● The task
Leave out the pictures and reproduce all of the data exactly.

## start Input

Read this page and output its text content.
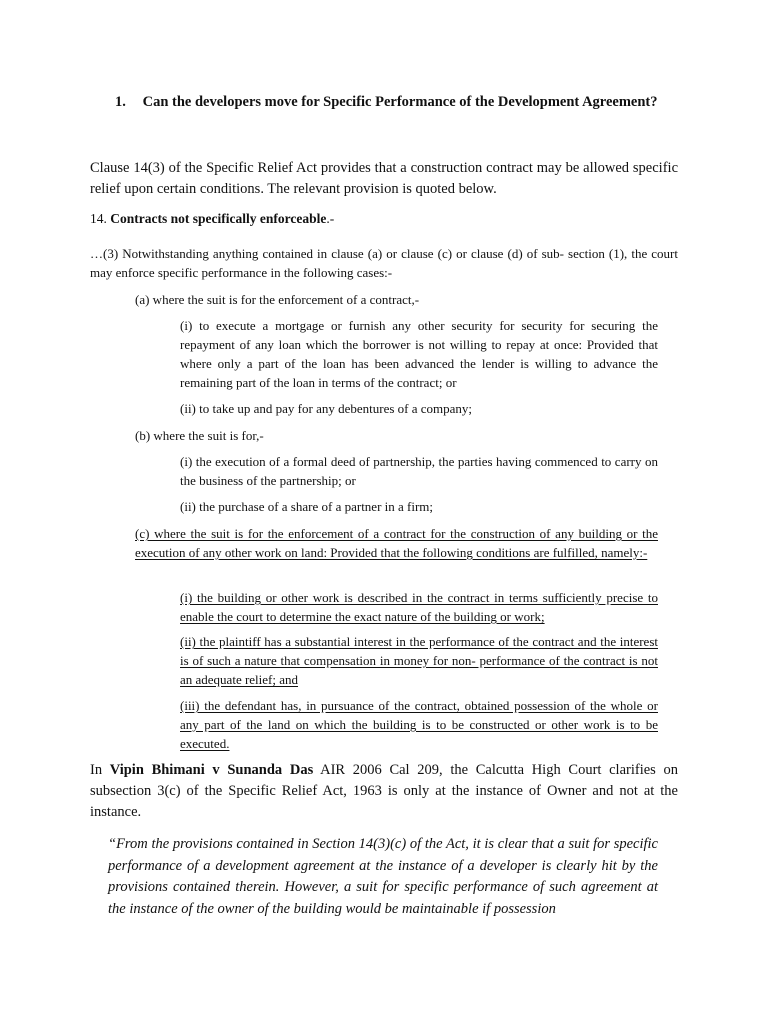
1. Can the developers move for Specific Performance of the Development Agreement?
Clause 14(3) of the Specific Relief Act provides that a construction contract may be allowed specific relief upon certain conditions. The relevant provision is quoted below.
14. Contracts not specifically enforceable.-
…(3) Notwithstanding anything contained in clause (a) or clause (c) or clause (d) of sub- section (1), the court may enforce specific performance in the following cases:-
(a) where the suit is for the enforcement of a contract,-
(i) to execute a mortgage or furnish any other security for security for securing the repayment of any loan which the borrower is not willing to repay at once: Provided that where only a part of the loan has been advanced the lender is willing to advance the remaining part of the loan in terms of the contract; or
(ii) to take up and pay for any debentures of a company;
(b) where the suit is for,-
(i) the execution of a formal deed of partnership, the parties having commenced to carry on the business of the partnership; or
(ii) the purchase of a share of a partner in a firm;
(c) where the suit is for the enforcement of a contract for the construction of any building or the execution of any other work on land: Provided that the following conditions are fulfilled, namely:-
(i) the building or other work is described in the contract in terms sufficiently precise to enable the court to determine the exact nature of the building or work;
(ii) the plaintiff has a substantial interest in the performance of the contract and the interest is of such a nature that compensation in money for non- performance of the contract is not an adequate relief; and
(iii) the defendant has, in pursuance of the contract, obtained possession of the whole or any part of the land on which the building is to be constructed or other work is to be executed.
In Vipin Bhimani v Sunanda Das AIR 2006 Cal 209, the Calcutta High Court clarifies on subsection 3(c) of the Specific Relief Act, 1963 is only at the instance of Owner and not at the instance.
“From the provisions contained in Section 14(3)(c) of the Act, it is clear that a suit for specific performance of a development agreement at the instance of a developer is clearly hit by the provisions contained therein. However, a suit for specific performance of such agreement at the instance of the owner of the building would be maintainable if possession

## end Input

● The output
Read this page and output its text content.
1. Can the developers move for Specific Performance of the Development Agreement?
Clause 14(3) of the Specific Relief Act provides that a construction contract may be allowed specific relief upon certain conditions. The relevant provision is quoted below.
14. Contracts not specifically enforceable.-
…(3) Notwithstanding anything contained in clause (a) or clause (c) or clause (d) of sub- section (1), the court may enforce specific performance in the following cases:-
(a) where the suit is for the enforcement of a contract,-
(i) to execute a mortgage or furnish any other security for security for securing the repayment of any loan which the borrower is not willing to repay at once: Provided that where only a part of the loan has been advanced the lender is willing to advance the remaining part of the loan in terms of the contract; or
(ii) to take up and pay for any debentures of a company;
(b) where the suit is for,-
(i) the execution of a formal deed of partnership, the parties having commenced to carry on the business of the partnership; or
(ii) the purchase of a share of a partner in a firm;
(c) where the suit is for the enforcement of a contract for the construction of any building or the execution of any other work on land: Provided that the following conditions are fulfilled, namely:-
(i) the building or other work is described in the contract in terms sufficiently precise to enable the court to determine the exact nature of the building or work;
(ii) the plaintiff has a substantial interest in the performance of the contract and the interest is of such a nature that compensation in money for non- performance of the contract is not an adequate relief; and
(iii) the defendant has, in pursuance of the contract, obtained possession of the whole or any part of the land on which the building is to be constructed or other work is to be executed.
In Vipin Bhimani v Sunanda Das AIR 2006 Cal 209, the Calcutta High Court clarifies on subsection 3(c) of the Specific Relief Act, 1963 is only at the instance of Owner and not at the instance.
“From the provisions contained in Section 14(3)(c) of the Act, it is clear that a suit for specific performance of a development agreement at the instance of a developer is clearly hit by the provisions contained therein. However, a suit for specific performance of such agreement at the instance of the owner of the building would be maintainable if possession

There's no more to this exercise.